PROBLEMS TO SOLVE:
A) In the COVID-19 vaccine article, in what percentage of cases did the interim results find the vaccine protective?
B) Retype the COVID-19 vaccine article from "With COVID-19, not" to "The Final Curtain.".

STUDY TEXT:
/---

On Stage with the COVID-19 Vaccine
UPDATED: Announcements of the Pfizer and Moderna vaccines were good news, but raised questions
On Broadway, when the curtain rises on Act Three, you can be pretty sure that the end is near.
With COVID-19, not so much.
Act One was optimism (“Nothing to see here”). Act Two was panic (“Nobody knows anything”). Act Three, last week’s announcement of the Pfizer/BioNTech vaccine followed this week by Moderna’s seems to promise a finale, but a closer look shows a few potholes on the road to The Final Curtain.
First the good news. As Mark J. Mulligan, MD, director of the Division of Infectious Diseases and Immunology and director of the Vaccine Center at NYU Langone Health says, “It was very exciting to see the interim results this week find that the vaccine was protective in 90 percent of cases. This is really the best we could have hoped for.” Equally exciting to vaccinologists, says Amesh Adalja, senior scholar and Infectious Disease physician at the Johns Hopkins Center for Health Security, the Pfizer vaccine uses a whole technology, messenger RNA (mRNA), a complex compound that “essentially teaches the body how to recognize and attack the coronavirus.”
So far, so good. Except for the scene stealers.
Pfizer volunteers reported side effects such as muscle aches and fever worse than a typical flu shot, sometimes lasting for two days. This vaccine comes in two shots. William Schaffner, a professor of preventive medicine and health policy at Vanderbilt University Medical Center told the Cincinnati Enquirer that asking people who felt “crummy” the first time to come back for a second round could be a “tough sell.”
Next, even these first two vaccines that promise to protect 9.5 (!) of every ten people still leave that last half-one at risk. Who will that one person be? Nobody really knows because as this is written the Moderna data have not yet been relased and the data Pfizer has released so far doesn’t spell out exactly who was in the volunteer pool: Old people? Young people? Minorities? Men? Women? In other words, social distancing and masks will still be with us for some time to come.

\---

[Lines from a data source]
/---

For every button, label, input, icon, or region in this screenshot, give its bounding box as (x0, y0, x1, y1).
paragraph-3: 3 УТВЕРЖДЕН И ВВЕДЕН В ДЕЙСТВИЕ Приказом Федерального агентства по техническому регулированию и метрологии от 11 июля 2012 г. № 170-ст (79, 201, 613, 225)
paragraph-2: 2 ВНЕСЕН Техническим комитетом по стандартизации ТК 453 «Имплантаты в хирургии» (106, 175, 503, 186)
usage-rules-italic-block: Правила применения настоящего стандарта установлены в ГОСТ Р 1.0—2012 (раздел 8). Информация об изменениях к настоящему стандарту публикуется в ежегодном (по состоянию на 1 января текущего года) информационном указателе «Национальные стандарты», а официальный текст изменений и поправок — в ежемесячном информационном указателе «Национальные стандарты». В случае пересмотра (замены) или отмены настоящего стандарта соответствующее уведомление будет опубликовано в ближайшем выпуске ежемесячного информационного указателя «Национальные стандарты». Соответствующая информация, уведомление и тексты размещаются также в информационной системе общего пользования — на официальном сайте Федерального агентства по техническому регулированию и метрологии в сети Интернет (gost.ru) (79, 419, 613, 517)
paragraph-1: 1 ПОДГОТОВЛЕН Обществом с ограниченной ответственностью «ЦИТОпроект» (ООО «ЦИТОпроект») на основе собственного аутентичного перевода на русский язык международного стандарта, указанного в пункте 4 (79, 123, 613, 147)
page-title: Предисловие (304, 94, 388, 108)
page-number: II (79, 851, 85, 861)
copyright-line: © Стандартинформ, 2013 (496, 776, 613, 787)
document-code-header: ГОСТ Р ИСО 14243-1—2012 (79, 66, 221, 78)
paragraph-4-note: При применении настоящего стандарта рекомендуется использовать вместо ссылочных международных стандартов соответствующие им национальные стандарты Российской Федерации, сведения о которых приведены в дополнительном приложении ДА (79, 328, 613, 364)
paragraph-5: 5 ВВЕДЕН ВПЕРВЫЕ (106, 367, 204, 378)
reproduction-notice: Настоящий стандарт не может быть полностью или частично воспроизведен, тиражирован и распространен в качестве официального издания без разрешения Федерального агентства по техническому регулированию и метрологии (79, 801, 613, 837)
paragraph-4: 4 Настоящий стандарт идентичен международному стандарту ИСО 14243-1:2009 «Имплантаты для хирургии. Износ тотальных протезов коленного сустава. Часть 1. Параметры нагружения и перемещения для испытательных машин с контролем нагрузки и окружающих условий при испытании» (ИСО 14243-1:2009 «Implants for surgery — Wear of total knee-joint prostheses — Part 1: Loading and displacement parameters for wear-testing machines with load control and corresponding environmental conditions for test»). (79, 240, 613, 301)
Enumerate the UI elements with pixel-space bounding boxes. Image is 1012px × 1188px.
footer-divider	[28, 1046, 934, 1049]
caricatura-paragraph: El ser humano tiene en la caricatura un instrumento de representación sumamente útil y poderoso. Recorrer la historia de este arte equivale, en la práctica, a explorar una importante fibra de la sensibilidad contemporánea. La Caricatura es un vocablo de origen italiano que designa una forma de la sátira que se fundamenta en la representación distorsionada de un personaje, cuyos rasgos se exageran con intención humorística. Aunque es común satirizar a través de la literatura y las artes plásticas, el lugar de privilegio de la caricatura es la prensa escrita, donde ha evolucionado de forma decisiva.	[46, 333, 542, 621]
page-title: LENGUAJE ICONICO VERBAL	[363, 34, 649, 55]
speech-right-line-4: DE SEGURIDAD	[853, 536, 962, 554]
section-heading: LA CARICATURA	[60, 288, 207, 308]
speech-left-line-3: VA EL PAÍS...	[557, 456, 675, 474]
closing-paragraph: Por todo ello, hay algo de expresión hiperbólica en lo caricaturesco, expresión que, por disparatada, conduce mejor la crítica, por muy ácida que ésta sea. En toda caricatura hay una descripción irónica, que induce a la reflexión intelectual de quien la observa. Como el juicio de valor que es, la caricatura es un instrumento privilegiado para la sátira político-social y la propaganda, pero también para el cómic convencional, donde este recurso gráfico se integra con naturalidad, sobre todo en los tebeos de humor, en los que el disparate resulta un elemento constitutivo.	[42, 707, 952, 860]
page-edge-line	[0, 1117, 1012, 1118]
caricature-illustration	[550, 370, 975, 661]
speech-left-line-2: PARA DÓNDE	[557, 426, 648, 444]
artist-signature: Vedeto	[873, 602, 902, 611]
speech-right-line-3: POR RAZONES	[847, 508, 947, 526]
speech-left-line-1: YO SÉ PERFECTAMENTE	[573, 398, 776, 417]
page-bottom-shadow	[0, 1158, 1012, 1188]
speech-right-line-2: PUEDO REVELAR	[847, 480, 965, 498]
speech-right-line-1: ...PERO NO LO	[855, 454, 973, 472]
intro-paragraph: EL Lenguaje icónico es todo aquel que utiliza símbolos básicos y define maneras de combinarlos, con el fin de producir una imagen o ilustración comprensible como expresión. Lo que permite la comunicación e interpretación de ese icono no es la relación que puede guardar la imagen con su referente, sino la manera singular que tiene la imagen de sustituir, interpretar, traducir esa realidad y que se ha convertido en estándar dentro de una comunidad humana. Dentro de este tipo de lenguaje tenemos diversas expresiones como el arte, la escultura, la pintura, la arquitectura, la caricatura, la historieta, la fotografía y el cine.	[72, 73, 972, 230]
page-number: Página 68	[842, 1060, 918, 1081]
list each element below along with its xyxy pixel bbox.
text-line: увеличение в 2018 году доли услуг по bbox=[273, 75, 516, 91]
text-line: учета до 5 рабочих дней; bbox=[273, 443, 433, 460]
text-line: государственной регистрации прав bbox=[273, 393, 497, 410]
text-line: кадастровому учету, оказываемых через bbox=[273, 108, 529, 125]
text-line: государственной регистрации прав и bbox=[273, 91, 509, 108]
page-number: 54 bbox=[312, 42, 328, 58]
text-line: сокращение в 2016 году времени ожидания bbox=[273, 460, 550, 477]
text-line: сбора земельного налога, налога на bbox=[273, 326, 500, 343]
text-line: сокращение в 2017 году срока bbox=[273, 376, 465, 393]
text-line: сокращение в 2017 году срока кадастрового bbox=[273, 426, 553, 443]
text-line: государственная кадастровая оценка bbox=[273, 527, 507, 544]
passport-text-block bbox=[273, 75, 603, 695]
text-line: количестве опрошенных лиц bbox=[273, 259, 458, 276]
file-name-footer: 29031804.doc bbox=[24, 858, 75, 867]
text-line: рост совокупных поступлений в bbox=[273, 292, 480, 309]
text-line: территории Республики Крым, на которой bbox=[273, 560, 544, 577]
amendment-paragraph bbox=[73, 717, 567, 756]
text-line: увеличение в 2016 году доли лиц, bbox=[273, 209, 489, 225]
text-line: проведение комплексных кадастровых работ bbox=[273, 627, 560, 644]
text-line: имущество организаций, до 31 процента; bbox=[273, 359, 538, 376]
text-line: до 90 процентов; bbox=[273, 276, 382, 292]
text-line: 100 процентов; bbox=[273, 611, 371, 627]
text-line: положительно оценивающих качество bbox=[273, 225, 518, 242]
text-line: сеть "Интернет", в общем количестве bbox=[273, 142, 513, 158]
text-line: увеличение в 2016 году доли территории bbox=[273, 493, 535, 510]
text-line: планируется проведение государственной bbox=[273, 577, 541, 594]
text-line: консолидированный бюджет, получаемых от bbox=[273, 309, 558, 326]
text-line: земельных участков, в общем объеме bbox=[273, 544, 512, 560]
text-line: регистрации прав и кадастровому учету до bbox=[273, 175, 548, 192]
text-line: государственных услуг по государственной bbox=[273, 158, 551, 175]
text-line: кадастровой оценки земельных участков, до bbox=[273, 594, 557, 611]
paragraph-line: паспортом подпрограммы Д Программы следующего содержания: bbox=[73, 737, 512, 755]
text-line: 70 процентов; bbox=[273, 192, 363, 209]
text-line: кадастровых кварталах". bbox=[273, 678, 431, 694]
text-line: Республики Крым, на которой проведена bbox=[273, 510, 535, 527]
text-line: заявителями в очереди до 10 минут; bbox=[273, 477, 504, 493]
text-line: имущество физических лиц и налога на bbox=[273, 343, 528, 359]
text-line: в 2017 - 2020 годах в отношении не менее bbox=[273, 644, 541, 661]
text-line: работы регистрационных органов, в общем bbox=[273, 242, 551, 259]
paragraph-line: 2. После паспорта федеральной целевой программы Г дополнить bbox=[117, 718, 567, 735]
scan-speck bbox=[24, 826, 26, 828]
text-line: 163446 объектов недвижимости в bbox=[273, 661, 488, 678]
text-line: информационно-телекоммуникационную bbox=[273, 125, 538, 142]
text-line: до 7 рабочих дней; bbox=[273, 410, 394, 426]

\---

YOUR RESPONSES:
A) 90 percent

B)
With COVID-19, not so much.
Act One was optimism (“Nothing to see here”). Act Two was panic (“Nobody knows anything”). Act Three, last week’s announcement of the Pfizer/BioNTech vaccine followed this week by Moderna’s seems to promise a finale, but a closer look shows a few potholes on the road to The Final Curtain.